═══ MATERIAL SUPPLIED

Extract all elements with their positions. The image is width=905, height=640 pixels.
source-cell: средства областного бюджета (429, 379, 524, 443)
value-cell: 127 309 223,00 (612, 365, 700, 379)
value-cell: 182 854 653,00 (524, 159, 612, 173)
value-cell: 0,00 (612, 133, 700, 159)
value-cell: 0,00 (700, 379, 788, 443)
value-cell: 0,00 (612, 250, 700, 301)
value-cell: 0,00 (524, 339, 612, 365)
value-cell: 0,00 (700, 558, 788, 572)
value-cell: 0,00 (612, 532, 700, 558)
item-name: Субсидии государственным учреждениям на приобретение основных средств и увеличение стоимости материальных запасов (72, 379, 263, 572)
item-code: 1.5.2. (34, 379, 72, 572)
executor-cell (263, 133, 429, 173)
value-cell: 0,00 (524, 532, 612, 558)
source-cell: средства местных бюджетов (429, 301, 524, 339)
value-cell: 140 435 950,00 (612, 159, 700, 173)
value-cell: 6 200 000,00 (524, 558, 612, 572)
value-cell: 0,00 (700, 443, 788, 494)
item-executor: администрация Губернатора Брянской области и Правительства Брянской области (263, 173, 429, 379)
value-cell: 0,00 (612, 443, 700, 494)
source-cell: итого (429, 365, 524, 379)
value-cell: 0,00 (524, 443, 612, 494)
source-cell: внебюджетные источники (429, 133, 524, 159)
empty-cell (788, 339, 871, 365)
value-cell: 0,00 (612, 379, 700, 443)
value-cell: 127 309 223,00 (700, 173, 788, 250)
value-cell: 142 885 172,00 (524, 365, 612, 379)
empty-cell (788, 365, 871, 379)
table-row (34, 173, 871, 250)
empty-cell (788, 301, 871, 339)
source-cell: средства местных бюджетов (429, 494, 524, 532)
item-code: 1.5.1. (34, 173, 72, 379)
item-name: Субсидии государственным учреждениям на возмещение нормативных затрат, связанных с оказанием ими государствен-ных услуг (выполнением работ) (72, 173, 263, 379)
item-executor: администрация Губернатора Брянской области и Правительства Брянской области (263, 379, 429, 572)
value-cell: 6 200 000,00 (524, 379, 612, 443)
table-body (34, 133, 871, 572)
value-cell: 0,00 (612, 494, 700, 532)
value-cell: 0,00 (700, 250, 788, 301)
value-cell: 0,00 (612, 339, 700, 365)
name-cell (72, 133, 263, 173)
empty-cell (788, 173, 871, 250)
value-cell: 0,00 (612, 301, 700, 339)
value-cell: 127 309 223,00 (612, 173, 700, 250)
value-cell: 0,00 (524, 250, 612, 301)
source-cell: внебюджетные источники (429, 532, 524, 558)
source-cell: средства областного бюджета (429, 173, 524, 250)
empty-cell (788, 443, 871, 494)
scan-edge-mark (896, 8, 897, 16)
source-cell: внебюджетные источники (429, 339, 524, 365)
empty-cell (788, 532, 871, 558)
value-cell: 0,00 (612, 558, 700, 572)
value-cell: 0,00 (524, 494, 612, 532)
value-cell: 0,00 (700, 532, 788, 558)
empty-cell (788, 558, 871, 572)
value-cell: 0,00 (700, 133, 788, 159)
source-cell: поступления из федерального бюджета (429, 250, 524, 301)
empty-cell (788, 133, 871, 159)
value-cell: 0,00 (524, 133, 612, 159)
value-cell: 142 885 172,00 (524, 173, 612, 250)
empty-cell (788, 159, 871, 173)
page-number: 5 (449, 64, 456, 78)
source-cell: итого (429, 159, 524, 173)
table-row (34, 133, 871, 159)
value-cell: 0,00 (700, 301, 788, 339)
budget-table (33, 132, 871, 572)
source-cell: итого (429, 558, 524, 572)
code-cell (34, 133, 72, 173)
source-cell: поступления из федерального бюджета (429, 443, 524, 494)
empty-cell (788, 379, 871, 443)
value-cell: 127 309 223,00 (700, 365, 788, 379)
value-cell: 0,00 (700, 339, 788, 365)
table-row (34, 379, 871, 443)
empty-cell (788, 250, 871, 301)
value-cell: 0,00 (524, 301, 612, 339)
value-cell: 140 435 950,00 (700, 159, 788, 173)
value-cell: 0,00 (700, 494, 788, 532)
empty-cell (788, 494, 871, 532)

══════

• _YOUR TASK_:
Copy all of the data above line for line, without any changes.

• _OUTPUT OF THE TASK_:
Extract all elements with their positions. The image is width=905, height=640 pixels.
source-cell: средства областного бюджета (429, 379, 524, 443)
value-cell: 127 309 223,00 (612, 365, 700, 379)
value-cell: 182 854 653,00 (524, 159, 612, 173)
value-cell: 0,00 (612, 133, 700, 159)
value-cell: 0,00 (700, 379, 788, 443)
value-cell: 0,00 (612, 250, 700, 301)
value-cell: 0,00 (524, 339, 612, 365)
value-cell: 0,00 (700, 558, 788, 572)
value-cell: 0,00 (612, 532, 700, 558)
item-name: Субсидии государственным учреждениям на приобретение основных средств и увеличение стоимости материальных запасов (72, 379, 263, 572)
item-code: 1.5.2. (34, 379, 72, 572)
executor-cell (263, 133, 429, 173)
value-cell: 0,00 (524, 532, 612, 558)
source-cell: средства местных бюджетов (429, 301, 524, 339)
value-cell: 140 435 950,00 (612, 159, 700, 173)
value-cell: 6 200 000,00 (524, 558, 612, 572)
value-cell: 0,00 (700, 443, 788, 494)
item-executor: администрация Губернатора Брянской области и Правительства Брянской области (263, 173, 429, 379)
value-cell: 0,00 (612, 443, 700, 494)
source-cell: итого (429, 365, 524, 379)
value-cell: 0,00 (524, 443, 612, 494)
source-cell: внебюджетные источники (429, 133, 524, 159)
empty-cell (788, 339, 871, 365)
value-cell: 0,00 (612, 379, 700, 443)
value-cell: 127 309 223,00 (700, 173, 788, 250)
value-cell: 142 885 172,00 (524, 365, 612, 379)
empty-cell (788, 365, 871, 379)
table-row (34, 173, 871, 250)
empty-cell (788, 301, 871, 339)
source-cell: средства местных бюджетов (429, 494, 524, 532)
item-code: 1.5.1. (34, 173, 72, 379)
item-name: Субсидии государственным учреждениям на возмещение нормативных затрат, связанных с оказанием ими государствен-ных услуг (выполнением работ) (72, 173, 263, 379)
item-executor: администрация Губернатора Брянской области и Правительства Брянской области (263, 379, 429, 572)
value-cell: 6 200 000,00 (524, 379, 612, 443)
table-body (34, 133, 871, 572)
value-cell: 0,00 (612, 494, 700, 532)
value-cell: 0,00 (700, 250, 788, 301)
value-cell: 0,00 (612, 339, 700, 365)
name-cell (72, 133, 263, 173)
empty-cell (788, 173, 871, 250)
value-cell: 0,00 (612, 301, 700, 339)
value-cell: 127 309 223,00 (612, 173, 700, 250)
value-cell: 0,00 (524, 250, 612, 301)
source-cell: внебюджетные источники (429, 532, 524, 558)
source-cell: средства областного бюджета (429, 173, 524, 250)
empty-cell (788, 443, 871, 494)
scan-edge-mark (896, 8, 897, 16)
source-cell: внебюджетные источники (429, 339, 524, 365)
empty-cell (788, 532, 871, 558)
value-cell: 0,00 (612, 558, 700, 572)
value-cell: 0,00 (524, 494, 612, 532)
value-cell: 0,00 (700, 532, 788, 558)
empty-cell (788, 558, 871, 572)
value-cell: 0,00 (700, 133, 788, 159)
source-cell: поступления из федерального бюджета (429, 250, 524, 301)
empty-cell (788, 133, 871, 159)
value-cell: 0,00 (524, 133, 612, 159)
value-cell: 142 885 172,00 (524, 173, 612, 250)
empty-cell (788, 159, 871, 173)
page-number: 5 (449, 64, 456, 78)
source-cell: итого (429, 159, 524, 173)
table-row (34, 133, 871, 159)
value-cell: 0,00 (700, 301, 788, 339)
budget-table (33, 132, 871, 572)
source-cell: итого (429, 558, 524, 572)
code-cell (34, 133, 72, 173)
source-cell: поступления из федерального бюджета (429, 443, 524, 494)
empty-cell (788, 379, 871, 443)
value-cell: 127 309 223,00 (700, 365, 788, 379)
value-cell: 0,00 (700, 339, 788, 365)
table-row (34, 379, 871, 443)
empty-cell (788, 250, 871, 301)
value-cell: 0,00 (524, 301, 612, 339)
value-cell: 140 435 950,00 (700, 159, 788, 173)
value-cell: 0,00 (700, 494, 788, 532)
empty-cell (788, 494, 871, 532)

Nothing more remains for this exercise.